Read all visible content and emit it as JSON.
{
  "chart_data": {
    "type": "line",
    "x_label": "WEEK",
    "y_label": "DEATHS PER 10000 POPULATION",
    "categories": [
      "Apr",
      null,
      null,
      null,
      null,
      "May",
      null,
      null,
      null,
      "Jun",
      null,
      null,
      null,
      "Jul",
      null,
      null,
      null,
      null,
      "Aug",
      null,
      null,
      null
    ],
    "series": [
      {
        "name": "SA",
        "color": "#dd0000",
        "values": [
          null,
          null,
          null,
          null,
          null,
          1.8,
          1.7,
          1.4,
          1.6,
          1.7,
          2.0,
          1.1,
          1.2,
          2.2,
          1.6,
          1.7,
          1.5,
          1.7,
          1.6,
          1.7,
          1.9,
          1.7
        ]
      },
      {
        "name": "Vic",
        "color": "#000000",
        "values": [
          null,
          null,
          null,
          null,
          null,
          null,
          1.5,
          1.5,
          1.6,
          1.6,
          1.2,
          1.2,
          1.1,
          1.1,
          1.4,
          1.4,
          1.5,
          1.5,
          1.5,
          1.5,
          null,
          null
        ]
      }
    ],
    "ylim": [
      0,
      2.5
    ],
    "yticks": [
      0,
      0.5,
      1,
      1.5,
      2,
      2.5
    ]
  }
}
^^^^^^^^
What to work on: Recopy the entries above exactly, with every line included.

Response:
Read all visible content and emit it as JSON.
{
  "chart_data": {
    "type": "line",
    "x_label": "WEEK",
    "y_label": "DEATHS PER 10000 POPULATION",
    "categories": [
      "Apr",
      null,
      null,
      null,
      null,
      "May",
      null,
      null,
      null,
      "Jun",
      null,
      null,
      null,
      "Jul",
      null,
      null,
      null,
      null,
      "Aug",
      null,
      null,
      null
    ],
    "series": [
      {
        "name": "SA",
        "color": "#dd0000",
        "values": [
          null,
          null,
          null,
          null,
          null,
          1.8,
          1.7,
          1.4,
          1.6,
          1.7,
          2.0,
          1.1,
          1.2,
          2.2,
          1.6,
          1.7,
          1.5,
          1.7,
          1.6,
          1.7,
          1.9,
          1.7
        ]
      },
      {
        "name": "Vic",
        "color": "#000000",
        "values": [
          null,
          null,
          null,
          null,
          null,
          null,
          1.5,
          1.5,
          1.6,
          1.6,
          1.2,
          1.2,
          1.1,
          1.1,
          1.4,
          1.4,
          1.5,
          1.5,
          1.5,
          1.5,
          null,
          null
        ]
      }
    ],
    "ylim": [
      0,
      2.5
    ],
    "yticks": [
      0,
      0.5,
      1,
      1.5,
      2,
      2.5
    ]
  }
}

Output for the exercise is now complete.